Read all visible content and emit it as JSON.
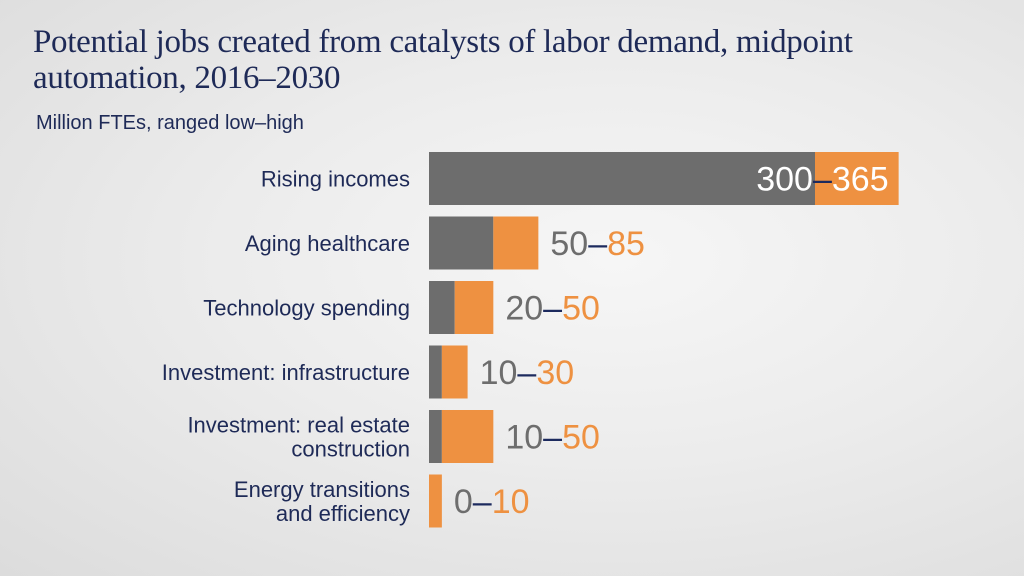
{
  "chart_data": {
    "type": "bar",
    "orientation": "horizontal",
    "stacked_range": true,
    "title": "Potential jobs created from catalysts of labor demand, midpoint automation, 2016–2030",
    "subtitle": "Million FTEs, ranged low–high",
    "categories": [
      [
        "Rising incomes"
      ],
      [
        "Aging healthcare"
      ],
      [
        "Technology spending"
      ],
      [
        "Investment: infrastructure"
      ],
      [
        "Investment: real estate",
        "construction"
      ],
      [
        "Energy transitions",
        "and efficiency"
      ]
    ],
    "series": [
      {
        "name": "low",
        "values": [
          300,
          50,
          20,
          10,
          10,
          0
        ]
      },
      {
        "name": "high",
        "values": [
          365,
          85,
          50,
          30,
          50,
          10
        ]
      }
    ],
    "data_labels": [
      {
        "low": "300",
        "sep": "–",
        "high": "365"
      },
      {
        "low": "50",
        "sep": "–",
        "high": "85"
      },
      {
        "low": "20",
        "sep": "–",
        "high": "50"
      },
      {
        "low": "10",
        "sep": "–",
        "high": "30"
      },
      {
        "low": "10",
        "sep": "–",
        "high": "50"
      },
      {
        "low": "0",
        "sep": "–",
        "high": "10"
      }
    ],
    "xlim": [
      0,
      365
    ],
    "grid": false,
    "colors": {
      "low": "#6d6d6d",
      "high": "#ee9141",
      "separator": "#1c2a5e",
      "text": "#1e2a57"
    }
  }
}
⁂
**EXERCISE INSTRUCTIONS**
Quote the records in full and exactly; skip any image.

**REPLY TO THE TASK**
Read all visible content and emit it as JSON.
{
  "chart_data": {
    "type": "bar",
    "orientation": "horizontal",
    "stacked_range": true,
    "title": "Potential jobs created from catalysts of labor demand, midpoint automation, 2016–2030",
    "subtitle": "Million FTEs, ranged low–high",
    "categories": [
      [
        "Rising incomes"
      ],
      [
        "Aging healthcare"
      ],
      [
        "Technology spending"
      ],
      [
        "Investment: infrastructure"
      ],
      [
        "Investment: real estate",
        "construction"
      ],
      [
        "Energy transitions",
        "and efficiency"
      ]
    ],
    "series": [
      {
        "name": "low",
        "values": [
          300,
          50,
          20,
          10,
          10,
          0
        ]
      },
      {
        "name": "high",
        "values": [
          365,
          85,
          50,
          30,
          50,
          10
        ]
      }
    ],
    "data_labels": [
      {
        "low": "300",
        "sep": "–",
        "high": "365"
      },
      {
        "low": "50",
        "sep": "–",
        "high": "85"
      },
      {
        "low": "20",
        "sep": "–",
        "high": "50"
      },
      {
        "low": "10",
        "sep": "–",
        "high": "30"
      },
      {
        "low": "10",
        "sep": "–",
        "high": "50"
      },
      {
        "low": "0",
        "sep": "–",
        "high": "10"
      }
    ],
    "xlim": [
      0,
      365
    ],
    "grid": false,
    "colors": {
      "low": "#6d6d6d",
      "high": "#ee9141",
      "separator": "#1c2a5e",
      "text": "#1e2a57"
    }
  }
}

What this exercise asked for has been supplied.